Stated exercise
Copy each record exactly as it reads, leaving out any pictures it holds.

Records excerpted from a collection:
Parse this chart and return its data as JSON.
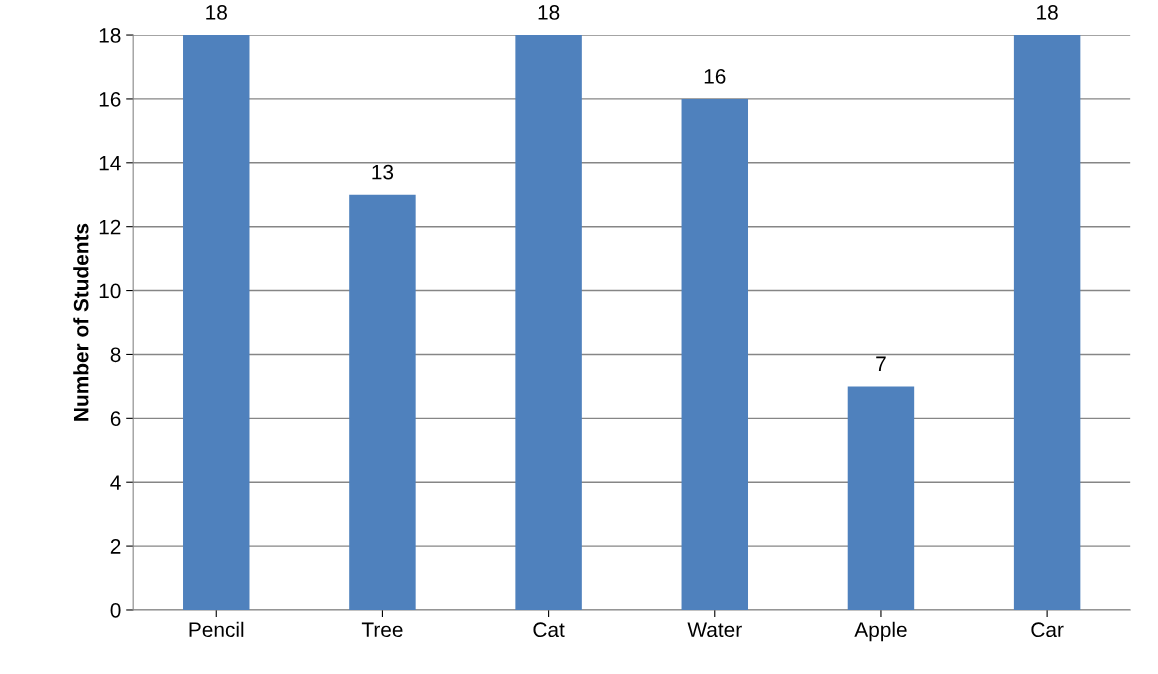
{
  "chart_data": {
    "type": "bar",
    "ylabel": "Number of Students",
    "categories": [
      "Pencil",
      "Tree",
      "Cat",
      "Water",
      "Apple",
      "Car"
    ],
    "values": [
      18,
      13,
      18,
      16,
      7,
      18
    ],
    "color": "#4f81bd",
    "ylim": [
      0,
      18
    ],
    "yticks": [
      0,
      2,
      4,
      6,
      8,
      10,
      12,
      14,
      16,
      18
    ],
    "grid": "y",
    "data_labels": true,
    "legend": false
  }
}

Output
Parse this chart and return its data as JSON.
{
  "chart_data": {
    "type": "bar",
    "ylabel": "Number of Students",
    "categories": [
      "Pencil",
      "Tree",
      "Cat",
      "Water",
      "Apple",
      "Car"
    ],
    "values": [
      18,
      13,
      18,
      16,
      7,
      18
    ],
    "color": "#4f81bd",
    "ylim": [
      0,
      18
    ],
    "yticks": [
      0,
      2,
      4,
      6,
      8,
      10,
      12,
      14,
      16,
      18
    ],
    "grid": "y",
    "data_labels": true,
    "legend": false
  }
}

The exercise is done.